* **Task requirements**: The entries need to be copied exactly.

* start *

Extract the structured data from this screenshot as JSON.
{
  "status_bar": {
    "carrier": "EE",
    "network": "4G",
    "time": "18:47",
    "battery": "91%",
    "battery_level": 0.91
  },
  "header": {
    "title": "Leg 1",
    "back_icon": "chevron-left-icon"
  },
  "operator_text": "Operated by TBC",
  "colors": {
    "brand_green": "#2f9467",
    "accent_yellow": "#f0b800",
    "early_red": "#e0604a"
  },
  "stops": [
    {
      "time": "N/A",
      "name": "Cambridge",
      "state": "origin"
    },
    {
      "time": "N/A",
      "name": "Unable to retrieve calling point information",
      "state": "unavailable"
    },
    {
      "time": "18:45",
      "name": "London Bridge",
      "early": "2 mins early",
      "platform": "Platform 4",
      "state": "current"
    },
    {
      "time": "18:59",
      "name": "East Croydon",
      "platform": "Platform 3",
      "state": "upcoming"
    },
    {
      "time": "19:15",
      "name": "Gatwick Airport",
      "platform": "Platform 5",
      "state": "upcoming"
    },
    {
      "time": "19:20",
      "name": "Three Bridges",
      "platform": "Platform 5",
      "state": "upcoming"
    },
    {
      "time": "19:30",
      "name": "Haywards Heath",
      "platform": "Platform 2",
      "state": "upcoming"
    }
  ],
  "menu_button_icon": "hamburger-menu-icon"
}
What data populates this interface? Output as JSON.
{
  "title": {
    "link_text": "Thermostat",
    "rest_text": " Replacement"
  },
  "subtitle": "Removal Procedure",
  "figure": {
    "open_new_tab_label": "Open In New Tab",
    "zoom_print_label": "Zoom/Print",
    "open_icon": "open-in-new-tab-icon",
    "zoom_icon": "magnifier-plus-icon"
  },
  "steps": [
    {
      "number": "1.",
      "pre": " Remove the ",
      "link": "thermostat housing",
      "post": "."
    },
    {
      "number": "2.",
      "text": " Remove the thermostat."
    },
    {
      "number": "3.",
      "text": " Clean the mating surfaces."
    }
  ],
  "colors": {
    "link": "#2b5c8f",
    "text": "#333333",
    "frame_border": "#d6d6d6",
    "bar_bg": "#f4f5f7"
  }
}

* end *

* **Answer to this task**:
Extract the structured data from this screenshot as JSON.
{
  "status_bar": {
    "carrier": "EE",
    "network": "4G",
    "time": "18:47",
    "battery": "91%",
    "battery_level": 0.91
  },
  "header": {
    "title": "Leg 1",
    "back_icon": "chevron-left-icon"
  },
  "operator_text": "Operated by TBC",
  "colors": {
    "brand_green": "#2f9467",
    "accent_yellow": "#f0b800",
    "early_red": "#e0604a"
  },
  "stops": [
    {
      "time": "N/A",
      "name": "Cambridge",
      "state": "origin"
    },
    {
      "time": "N/A",
      "name": "Unable to retrieve calling point information",
      "state": "unavailable"
    },
    {
      "time": "18:45",
      "name": "London Bridge",
      "early": "2 mins early",
      "platform": "Platform 4",
      "state": "current"
    },
    {
      "time": "18:59",
      "name": "East Croydon",
      "platform": "Platform 3",
      "state": "upcoming"
    },
    {
      "time": "19:15",
      "name": "Gatwick Airport",
      "platform": "Platform 5",
      "state": "upcoming"
    },
    {
      "time": "19:20",
      "name": "Three Bridges",
      "platform": "Platform 5",
      "state": "upcoming"
    },
    {
      "time": "19:30",
      "name": "Haywards Heath",
      "platform": "Platform 2",
      "state": "upcoming"
    }
  ],
  "menu_button_icon": "hamburger-menu-icon"
}
What data populates this interface? Output as JSON.
{
  "title": {
    "link_text": "Thermostat",
    "rest_text": " Replacement"
  },
  "subtitle": "Removal Procedure",
  "figure": {
    "open_new_tab_label": "Open In New Tab",
    "zoom_print_label": "Zoom/Print",
    "open_icon": "open-in-new-tab-icon",
    "zoom_icon": "magnifier-plus-icon"
  },
  "steps": [
    {
      "number": "1.",
      "pre": " Remove the ",
      "link": "thermostat housing",
      "post": "."
    },
    {
      "number": "2.",
      "text": " Remove the thermostat."
    },
    {
      "number": "3.",
      "text": " Clean the mating surfaces."
    }
  ],
  "colors": {
    "link": "#2b5c8f",
    "text": "#333333",
    "frame_border": "#d6d6d6",
    "bar_bg": "#f4f5f7"
  }
}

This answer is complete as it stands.